Extract all of the entries and set them down verbatim.
>>>>
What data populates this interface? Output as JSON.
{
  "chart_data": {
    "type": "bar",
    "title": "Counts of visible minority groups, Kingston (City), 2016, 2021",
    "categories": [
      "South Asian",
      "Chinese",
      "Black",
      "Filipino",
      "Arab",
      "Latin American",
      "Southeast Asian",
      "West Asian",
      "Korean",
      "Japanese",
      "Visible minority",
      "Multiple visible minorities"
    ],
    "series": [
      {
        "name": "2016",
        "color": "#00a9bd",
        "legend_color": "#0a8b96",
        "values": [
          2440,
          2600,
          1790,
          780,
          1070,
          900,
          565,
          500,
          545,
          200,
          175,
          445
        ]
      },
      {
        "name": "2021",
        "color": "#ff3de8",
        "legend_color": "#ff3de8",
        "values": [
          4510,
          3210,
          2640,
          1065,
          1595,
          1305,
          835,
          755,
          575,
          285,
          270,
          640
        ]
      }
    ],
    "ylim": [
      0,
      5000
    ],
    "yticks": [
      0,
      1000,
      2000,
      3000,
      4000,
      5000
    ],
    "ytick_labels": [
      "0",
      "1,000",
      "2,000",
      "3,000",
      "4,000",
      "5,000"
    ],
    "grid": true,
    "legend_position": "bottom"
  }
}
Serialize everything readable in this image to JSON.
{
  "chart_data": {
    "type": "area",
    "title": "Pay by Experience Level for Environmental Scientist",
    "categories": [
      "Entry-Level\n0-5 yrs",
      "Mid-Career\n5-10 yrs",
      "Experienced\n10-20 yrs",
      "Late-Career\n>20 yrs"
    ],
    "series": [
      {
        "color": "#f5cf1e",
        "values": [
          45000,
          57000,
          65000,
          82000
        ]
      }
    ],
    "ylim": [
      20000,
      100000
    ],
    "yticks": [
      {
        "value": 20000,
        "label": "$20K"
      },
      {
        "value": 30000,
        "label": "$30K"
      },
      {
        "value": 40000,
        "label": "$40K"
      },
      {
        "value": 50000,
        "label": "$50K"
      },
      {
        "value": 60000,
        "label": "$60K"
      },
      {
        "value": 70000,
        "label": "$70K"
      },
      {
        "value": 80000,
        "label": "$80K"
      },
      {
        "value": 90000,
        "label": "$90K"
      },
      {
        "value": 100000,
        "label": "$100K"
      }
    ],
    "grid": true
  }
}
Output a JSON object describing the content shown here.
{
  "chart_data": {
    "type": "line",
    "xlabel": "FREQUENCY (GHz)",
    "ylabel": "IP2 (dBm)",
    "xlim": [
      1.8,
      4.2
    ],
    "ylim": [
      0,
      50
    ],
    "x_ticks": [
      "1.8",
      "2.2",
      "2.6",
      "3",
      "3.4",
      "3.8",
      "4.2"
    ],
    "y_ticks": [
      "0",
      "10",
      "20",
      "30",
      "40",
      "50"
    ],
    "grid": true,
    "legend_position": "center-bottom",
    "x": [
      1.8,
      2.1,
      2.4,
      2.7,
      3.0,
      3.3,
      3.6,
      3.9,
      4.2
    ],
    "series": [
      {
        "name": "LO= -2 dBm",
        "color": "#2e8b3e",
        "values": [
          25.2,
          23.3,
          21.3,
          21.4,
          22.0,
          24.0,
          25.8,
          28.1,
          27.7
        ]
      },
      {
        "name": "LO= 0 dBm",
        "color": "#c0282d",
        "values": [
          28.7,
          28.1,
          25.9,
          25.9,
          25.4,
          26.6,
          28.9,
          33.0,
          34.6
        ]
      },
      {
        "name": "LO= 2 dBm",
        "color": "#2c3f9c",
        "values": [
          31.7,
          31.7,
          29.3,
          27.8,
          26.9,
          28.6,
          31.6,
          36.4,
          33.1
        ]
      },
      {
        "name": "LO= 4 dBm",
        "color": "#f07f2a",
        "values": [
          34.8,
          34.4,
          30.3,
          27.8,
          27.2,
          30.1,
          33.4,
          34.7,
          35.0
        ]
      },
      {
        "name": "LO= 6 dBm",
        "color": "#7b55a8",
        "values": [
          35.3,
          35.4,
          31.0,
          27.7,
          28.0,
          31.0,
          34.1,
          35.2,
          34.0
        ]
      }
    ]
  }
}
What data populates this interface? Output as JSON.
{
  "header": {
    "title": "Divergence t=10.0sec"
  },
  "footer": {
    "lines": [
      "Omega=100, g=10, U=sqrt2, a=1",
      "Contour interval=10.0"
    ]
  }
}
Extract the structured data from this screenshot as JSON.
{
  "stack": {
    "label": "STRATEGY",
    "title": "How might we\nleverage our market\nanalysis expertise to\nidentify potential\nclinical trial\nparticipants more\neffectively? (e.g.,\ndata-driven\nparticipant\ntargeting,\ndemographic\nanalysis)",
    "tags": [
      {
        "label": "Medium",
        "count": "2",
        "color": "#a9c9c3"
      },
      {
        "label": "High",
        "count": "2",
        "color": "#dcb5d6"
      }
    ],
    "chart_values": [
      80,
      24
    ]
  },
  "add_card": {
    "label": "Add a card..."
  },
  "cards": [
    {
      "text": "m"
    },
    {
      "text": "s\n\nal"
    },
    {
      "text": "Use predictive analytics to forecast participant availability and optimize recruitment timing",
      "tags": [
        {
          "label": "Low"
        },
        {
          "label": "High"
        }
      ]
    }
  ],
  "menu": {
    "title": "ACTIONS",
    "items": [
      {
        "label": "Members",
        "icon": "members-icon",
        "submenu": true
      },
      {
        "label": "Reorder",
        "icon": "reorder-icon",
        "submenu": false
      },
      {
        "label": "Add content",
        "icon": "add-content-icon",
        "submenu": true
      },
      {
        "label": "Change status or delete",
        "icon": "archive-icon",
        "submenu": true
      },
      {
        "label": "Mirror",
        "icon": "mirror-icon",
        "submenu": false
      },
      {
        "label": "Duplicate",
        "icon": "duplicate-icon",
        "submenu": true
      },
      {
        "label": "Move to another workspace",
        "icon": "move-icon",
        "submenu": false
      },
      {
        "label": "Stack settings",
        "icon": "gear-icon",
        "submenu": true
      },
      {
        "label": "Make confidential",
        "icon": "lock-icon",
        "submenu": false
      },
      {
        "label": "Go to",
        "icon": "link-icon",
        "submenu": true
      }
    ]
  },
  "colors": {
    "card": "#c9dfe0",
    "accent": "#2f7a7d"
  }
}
<<<<
Output of the exercise
What data populates this interface? Output as JSON.
{
  "chart_data": {
    "type": "bar",
    "title": "Counts of visible minority groups, Kingston (City), 2016, 2021",
    "categories": [
      "South Asian",
      "Chinese",
      "Black",
      "Filipino",
      "Arab",
      "Latin American",
      "Southeast Asian",
      "West Asian",
      "Korean",
      "Japanese",
      "Visible minority",
      "Multiple visible minorities"
    ],
    "series": [
      {
        "name": "2016",
        "color": "#00a9bd",
        "legend_color": "#0a8b96",
        "values": [
          2440,
          2600,
          1790,
          780,
          1070,
          900,
          565,
          500,
          545,
          200,
          175,
          445
        ]
      },
      {
        "name": "2021",
        "color": "#ff3de8",
        "legend_color": "#ff3de8",
        "values": [
          4510,
          3210,
          2640,
          1065,
          1595,
          1305,
          835,
          755,
          575,
          285,
          270,
          640
        ]
      }
    ],
    "ylim": [
      0,
      5000
    ],
    "yticks": [
      0,
      1000,
      2000,
      3000,
      4000,
      5000
    ],
    "ytick_labels": [
      "0",
      "1,000",
      "2,000",
      "3,000",
      "4,000",
      "5,000"
    ],
    "grid": true,
    "legend_position": "bottom"
  }
}
Serialize everything readable in this image to JSON.
{
  "chart_data": {
    "type": "area",
    "title": "Pay by Experience Level for Environmental Scientist",
    "categories": [
      "Entry-Level\n0-5 yrs",
      "Mid-Career\n5-10 yrs",
      "Experienced\n10-20 yrs",
      "Late-Career\n>20 yrs"
    ],
    "series": [
      {
        "color": "#f5cf1e",
        "values": [
          45000,
          57000,
          65000,
          82000
        ]
      }
    ],
    "ylim": [
      20000,
      100000
    ],
    "yticks": [
      {
        "value": 20000,
        "label": "$20K"
      },
      {
        "value": 30000,
        "label": "$30K"
      },
      {
        "value": 40000,
        "label": "$40K"
      },
      {
        "value": 50000,
        "label": "$50K"
      },
      {
        "value": 60000,
        "label": "$60K"
      },
      {
        "value": 70000,
        "label": "$70K"
      },
      {
        "value": 80000,
        "label": "$80K"
      },
      {
        "value": 90000,
        "label": "$90K"
      },
      {
        "value": 100000,
        "label": "$100K"
      }
    ],
    "grid": true
  }
}
Output a JSON object describing the content shown here.
{
  "chart_data": {
    "type": "line",
    "xlabel": "FREQUENCY (GHz)",
    "ylabel": "IP2 (dBm)",
    "xlim": [
      1.8,
      4.2
    ],
    "ylim": [
      0,
      50
    ],
    "x_ticks": [
      "1.8",
      "2.2",
      "2.6",
      "3",
      "3.4",
      "3.8",
      "4.2"
    ],
    "y_ticks": [
      "0",
      "10",
      "20",
      "30",
      "40",
      "50"
    ],
    "grid": true,
    "legend_position": "center-bottom",
    "x": [
      1.8,
      2.1,
      2.4,
      2.7,
      3.0,
      3.3,
      3.6,
      3.9,
      4.2
    ],
    "series": [
      {
        "name": "LO= -2 dBm",
        "color": "#2e8b3e",
        "values": [
          25.2,
          23.3,
          21.3,
          21.4,
          22.0,
          24.0,
          25.8,
          28.1,
          27.7
        ]
      },
      {
        "name": "LO= 0 dBm",
        "color": "#c0282d",
        "values": [
          28.7,
          28.1,
          25.9,
          25.9,
          25.4,
          26.6,
          28.9,
          33.0,
          34.6
        ]
      },
      {
        "name": "LO= 2 dBm",
        "color": "#2c3f9c",
        "values": [
          31.7,
          31.7,
          29.3,
          27.8,
          26.9,
          28.6,
          31.6,
          36.4,
          33.1
        ]
      },
      {
        "name": "LO= 4 dBm",
        "color": "#f07f2a",
        "values": [
          34.8,
          34.4,
          30.3,
          27.8,
          27.2,
          30.1,
          33.4,
          34.7,
          35.0
        ]
      },
      {
        "name": "LO= 6 dBm",
        "color": "#7b55a8",
        "values": [
          35.3,
          35.4,
          31.0,
          27.7,
          28.0,
          31.0,
          34.1,
          35.2,
          34.0
        ]
      }
    ]
  }
}
What data populates this interface? Output as JSON.
{
  "header": {
    "title": "Divergence t=10.0sec"
  },
  "footer": {
    "lines": [
      "Omega=100, g=10, U=sqrt2, a=1",
      "Contour interval=10.0"
    ]
  }
}
Extract the structured data from this screenshot as JSON.
{
  "stack": {
    "label": "STRATEGY",
    "title": "How might we\nleverage our market\nanalysis expertise to\nidentify potential\nclinical trial\nparticipants more\neffectively? (e.g.,\ndata-driven\nparticipant\ntargeting,\ndemographic\nanalysis)",
    "tags": [
      {
        "label": "Medium",
        "count": "2",
        "color": "#a9c9c3"
      },
      {
        "label": "High",
        "count": "2",
        "color": "#dcb5d6"
      }
    ],
    "chart_values": [
      80,
      24
    ]
  },
  "add_card": {
    "label": "Add a card..."
  },
  "cards": [
    {
      "text": "m"
    },
    {
      "text": "s\n\nal"
    },
    {
      "text": "Use predictive analytics to forecast participant availability and optimize recruitment timing",
      "tags": [
        {
          "label": "Low"
        },
        {
          "label": "High"
        }
      ]
    }
  ],
  "menu": {
    "title": "ACTIONS",
    "items": [
      {
        "label": "Members",
        "icon": "members-icon",
        "submenu": true
      },
      {
        "label": "Reorder",
        "icon": "reorder-icon",
        "submenu": false
      },
      {
        "label": "Add content",
        "icon": "add-content-icon",
        "submenu": true
      },
      {
        "label": "Change status or delete",
        "icon": "archive-icon",
        "submenu": true
      },
      {
        "label": "Mirror",
        "icon": "mirror-icon",
        "submenu": false
      },
      {
        "label": "Duplicate",
        "icon": "duplicate-icon",
        "submenu": true
      },
      {
        "label": "Move to another workspace",
        "icon": "move-icon",
        "submenu": false
      },
      {
        "label": "Stack settings",
        "icon": "gear-icon",
        "submenu": true
      },
      {
        "label": "Make confidential",
        "icon": "lock-icon",
        "submenu": false
      },
      {
        "label": "Go to",
        "icon": "link-icon",
        "submenu": true
      }
    ]
  },
  "colors": {
    "card": "#c9dfe0",
    "accent": "#2f7a7d"
  }
}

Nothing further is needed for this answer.